> What is expected: Take down each entry exactly as written.

------ Input records

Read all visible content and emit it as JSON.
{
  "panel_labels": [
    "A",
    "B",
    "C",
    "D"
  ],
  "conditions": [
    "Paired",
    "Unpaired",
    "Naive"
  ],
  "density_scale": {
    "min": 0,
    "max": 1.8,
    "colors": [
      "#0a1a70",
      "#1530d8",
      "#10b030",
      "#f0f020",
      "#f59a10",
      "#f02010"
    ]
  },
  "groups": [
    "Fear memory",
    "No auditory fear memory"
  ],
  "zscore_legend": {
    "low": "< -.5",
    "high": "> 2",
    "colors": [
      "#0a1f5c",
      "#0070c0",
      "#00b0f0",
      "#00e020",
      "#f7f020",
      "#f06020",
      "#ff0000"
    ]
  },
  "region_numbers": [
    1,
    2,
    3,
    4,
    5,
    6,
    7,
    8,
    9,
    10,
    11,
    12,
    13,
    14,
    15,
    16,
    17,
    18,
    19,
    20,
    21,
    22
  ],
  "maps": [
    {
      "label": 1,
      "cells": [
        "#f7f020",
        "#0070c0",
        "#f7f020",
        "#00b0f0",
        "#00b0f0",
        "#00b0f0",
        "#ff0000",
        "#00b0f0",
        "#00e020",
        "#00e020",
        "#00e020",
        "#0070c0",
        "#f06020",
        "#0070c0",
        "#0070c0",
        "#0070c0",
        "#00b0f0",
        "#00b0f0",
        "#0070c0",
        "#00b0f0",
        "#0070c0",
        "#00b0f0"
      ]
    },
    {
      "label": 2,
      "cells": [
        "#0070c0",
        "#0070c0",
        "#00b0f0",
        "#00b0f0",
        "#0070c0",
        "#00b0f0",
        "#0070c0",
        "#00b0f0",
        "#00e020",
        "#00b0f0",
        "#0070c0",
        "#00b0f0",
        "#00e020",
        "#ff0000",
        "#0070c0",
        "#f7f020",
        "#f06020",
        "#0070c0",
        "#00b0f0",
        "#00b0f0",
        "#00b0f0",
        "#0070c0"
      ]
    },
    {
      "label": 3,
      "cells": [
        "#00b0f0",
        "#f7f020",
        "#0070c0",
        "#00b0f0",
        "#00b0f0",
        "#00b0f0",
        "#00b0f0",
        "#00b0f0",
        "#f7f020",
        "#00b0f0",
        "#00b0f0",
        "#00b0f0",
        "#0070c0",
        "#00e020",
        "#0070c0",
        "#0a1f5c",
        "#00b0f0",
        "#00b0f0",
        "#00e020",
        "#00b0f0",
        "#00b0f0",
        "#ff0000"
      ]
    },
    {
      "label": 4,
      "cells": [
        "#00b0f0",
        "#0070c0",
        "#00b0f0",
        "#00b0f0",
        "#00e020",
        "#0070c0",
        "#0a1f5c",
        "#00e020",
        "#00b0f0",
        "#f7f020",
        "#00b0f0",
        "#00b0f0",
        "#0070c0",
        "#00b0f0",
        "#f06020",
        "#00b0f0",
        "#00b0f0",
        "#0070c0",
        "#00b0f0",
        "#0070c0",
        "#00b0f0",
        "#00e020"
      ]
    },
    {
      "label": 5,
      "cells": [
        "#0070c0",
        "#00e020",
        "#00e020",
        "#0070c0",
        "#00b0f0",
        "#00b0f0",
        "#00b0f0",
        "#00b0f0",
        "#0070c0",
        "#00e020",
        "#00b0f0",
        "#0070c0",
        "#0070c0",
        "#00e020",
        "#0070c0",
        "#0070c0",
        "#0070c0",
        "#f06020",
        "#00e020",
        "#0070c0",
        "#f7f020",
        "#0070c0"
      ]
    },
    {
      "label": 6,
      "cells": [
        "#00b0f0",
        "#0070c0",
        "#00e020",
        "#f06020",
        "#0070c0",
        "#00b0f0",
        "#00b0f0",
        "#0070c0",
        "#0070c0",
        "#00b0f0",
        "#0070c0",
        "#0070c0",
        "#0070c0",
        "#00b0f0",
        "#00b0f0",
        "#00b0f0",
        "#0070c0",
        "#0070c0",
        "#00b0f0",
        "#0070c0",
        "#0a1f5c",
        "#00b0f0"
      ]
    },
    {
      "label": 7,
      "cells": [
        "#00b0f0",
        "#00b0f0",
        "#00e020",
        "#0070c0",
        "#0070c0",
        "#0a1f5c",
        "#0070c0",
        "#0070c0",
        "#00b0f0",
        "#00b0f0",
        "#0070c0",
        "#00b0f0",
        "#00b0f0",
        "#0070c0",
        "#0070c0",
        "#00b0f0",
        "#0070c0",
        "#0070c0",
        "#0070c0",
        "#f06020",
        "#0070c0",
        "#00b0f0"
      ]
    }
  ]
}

------------

> Correct output:
Read all visible content and emit it as JSON.
{
  "panel_labels": [
    "A",
    "B",
    "C",
    "D"
  ],
  "conditions": [
    "Paired",
    "Unpaired",
    "Naive"
  ],
  "density_scale": {
    "min": 0,
    "max": 1.8,
    "colors": [
      "#0a1a70",
      "#1530d8",
      "#10b030",
      "#f0f020",
      "#f59a10",
      "#f02010"
    ]
  },
  "groups": [
    "Fear memory",
    "No auditory fear memory"
  ],
  "zscore_legend": {
    "low": "< -.5",
    "high": "> 2",
    "colors": [
      "#0a1f5c",
      "#0070c0",
      "#00b0f0",
      "#00e020",
      "#f7f020",
      "#f06020",
      "#ff0000"
    ]
  },
  "region_numbers": [
    1,
    2,
    3,
    4,
    5,
    6,
    7,
    8,
    9,
    10,
    11,
    12,
    13,
    14,
    15,
    16,
    17,
    18,
    19,
    20,
    21,
    22
  ],
  "maps": [
    {
      "label": 1,
      "cells": [
        "#f7f020",
        "#0070c0",
        "#f7f020",
        "#00b0f0",
        "#00b0f0",
        "#00b0f0",
        "#ff0000",
        "#00b0f0",
        "#00e020",
        "#00e020",
        "#00e020",
        "#0070c0",
        "#f06020",
        "#0070c0",
        "#0070c0",
        "#0070c0",
        "#00b0f0",
        "#00b0f0",
        "#0070c0",
        "#00b0f0",
        "#0070c0",
        "#00b0f0"
      ]
    },
    {
      "label": 2,
      "cells": [
        "#0070c0",
        "#0070c0",
        "#00b0f0",
        "#00b0f0",
        "#0070c0",
        "#00b0f0",
        "#0070c0",
        "#00b0f0",
        "#00e020",
        "#00b0f0",
        "#0070c0",
        "#00b0f0",
        "#00e020",
        "#ff0000",
        "#0070c0",
        "#f7f020",
        "#f06020",
        "#0070c0",
        "#00b0f0",
        "#00b0f0",
        "#00b0f0",
        "#0070c0"
      ]
    },
    {
      "label": 3,
      "cells": [
        "#00b0f0",
        "#f7f020",
        "#0070c0",
        "#00b0f0",
        "#00b0f0",
        "#00b0f0",
        "#00b0f0",
        "#00b0f0",
        "#f7f020",
        "#00b0f0",
        "#00b0f0",
        "#00b0f0",
        "#0070c0",
        "#00e020",
        "#0070c0",
        "#0a1f5c",
        "#00b0f0",
        "#00b0f0",
        "#00e020",
        "#00b0f0",
        "#00b0f0",
        "#ff0000"
      ]
    },
    {
      "label": 4,
      "cells": [
        "#00b0f0",
        "#0070c0",
        "#00b0f0",
        "#00b0f0",
        "#00e020",
        "#0070c0",
        "#0a1f5c",
        "#00e020",
        "#00b0f0",
        "#f7f020",
        "#00b0f0",
        "#00b0f0",
        "#0070c0",
        "#00b0f0",
        "#f06020",
        "#00b0f0",
        "#00b0f0",
        "#0070c0",
        "#00b0f0",
        "#0070c0",
        "#00b0f0",
        "#00e020"
      ]
    },
    {
      "label": 5,
      "cells": [
        "#0070c0",
        "#00e020",
        "#00e020",
        "#0070c0",
        "#00b0f0",
        "#00b0f0",
        "#00b0f0",
        "#00b0f0",
        "#0070c0",
        "#00e020",
        "#00b0f0",
        "#0070c0",
        "#0070c0",
        "#00e020",
        "#0070c0",
        "#0070c0",
        "#0070c0",
        "#f06020",
        "#00e020",
        "#0070c0",
        "#f7f020",
        "#0070c0"
      ]
    },
    {
      "label": 6,
      "cells": [
        "#00b0f0",
        "#0070c0",
        "#00e020",
        "#f06020",
        "#0070c0",
        "#00b0f0",
        "#00b0f0",
        "#0070c0",
        "#0070c0",
        "#00b0f0",
        "#0070c0",
        "#0070c0",
        "#0070c0",
        "#00b0f0",
        "#00b0f0",
        "#00b0f0",
        "#0070c0",
        "#0070c0",
        "#00b0f0",
        "#0070c0",
        "#0a1f5c",
        "#00b0f0"
      ]
    },
    {
      "label": 7,
      "cells": [
        "#00b0f0",
        "#00b0f0",
        "#00e020",
        "#0070c0",
        "#0070c0",
        "#0a1f5c",
        "#0070c0",
        "#0070c0",
        "#00b0f0",
        "#00b0f0",
        "#0070c0",
        "#00b0f0",
        "#00b0f0",
        "#0070c0",
        "#0070c0",
        "#00b0f0",
        "#0070c0",
        "#0070c0",
        "#0070c0",
        "#f06020",
        "#0070c0",
        "#00b0f0"
      ]
    }
  ]
}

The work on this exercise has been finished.